Aim ▸ Using the entries that follow, state how many lines contain the word "title". The response is that number and nothing more.

Raw data ▸
····················
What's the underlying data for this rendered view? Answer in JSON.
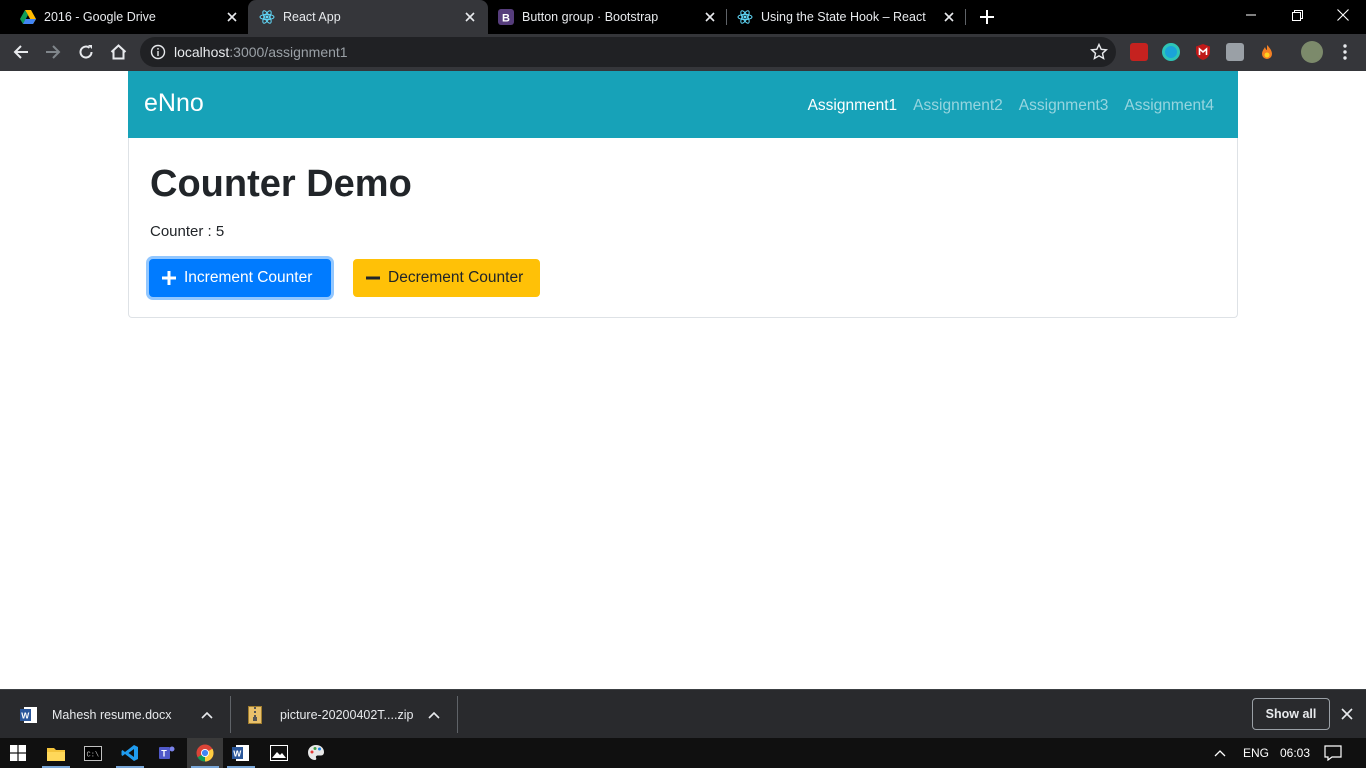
{
  "browser": {
    "tabs": [
      {
        "title": "2016 - Google Drive",
        "favicon": "google-drive-icon",
        "active": false
      },
      {
        "title": "React App",
        "favicon": "react-icon",
        "active": true
      },
      {
        "title": "Button group · Bootstrap",
        "favicon": "bootstrap-icon",
        "active": false
      },
      {
        "title": "Using the State Hook – React",
        "favicon": "react-icon",
        "active": false
      }
    ],
    "url_host": "localhost",
    "url_path": ":3000/assignment1"
  },
  "navbar": {
    "brand": "eNno",
    "links": [
      {
        "label": "Assignment1",
        "active": true
      },
      {
        "label": "Assignment2",
        "active": false
      },
      {
        "label": "Assignment3",
        "active": false
      },
      {
        "label": "Assignment4",
        "active": false
      }
    ],
    "color": "#17a2b8"
  },
  "main": {
    "title": "Counter Demo",
    "counter_label": "Counter : ",
    "counter_value": "5",
    "increment_label": "Increment Counter",
    "decrement_label": "Decrement Counter",
    "increment_color": "#007bff",
    "decrement_color": "#ffc107"
  },
  "downloads": {
    "items": [
      {
        "name": "Mahesh resume.docx",
        "icon": "word-doc-icon"
      },
      {
        "name": "picture-20200402T....zip",
        "icon": "zip-file-icon"
      }
    ],
    "show_all": "Show all"
  },
  "taskbar": {
    "lang": "ENG",
    "time": "06:03"
  }
}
····················
Solved exercise ▸ 5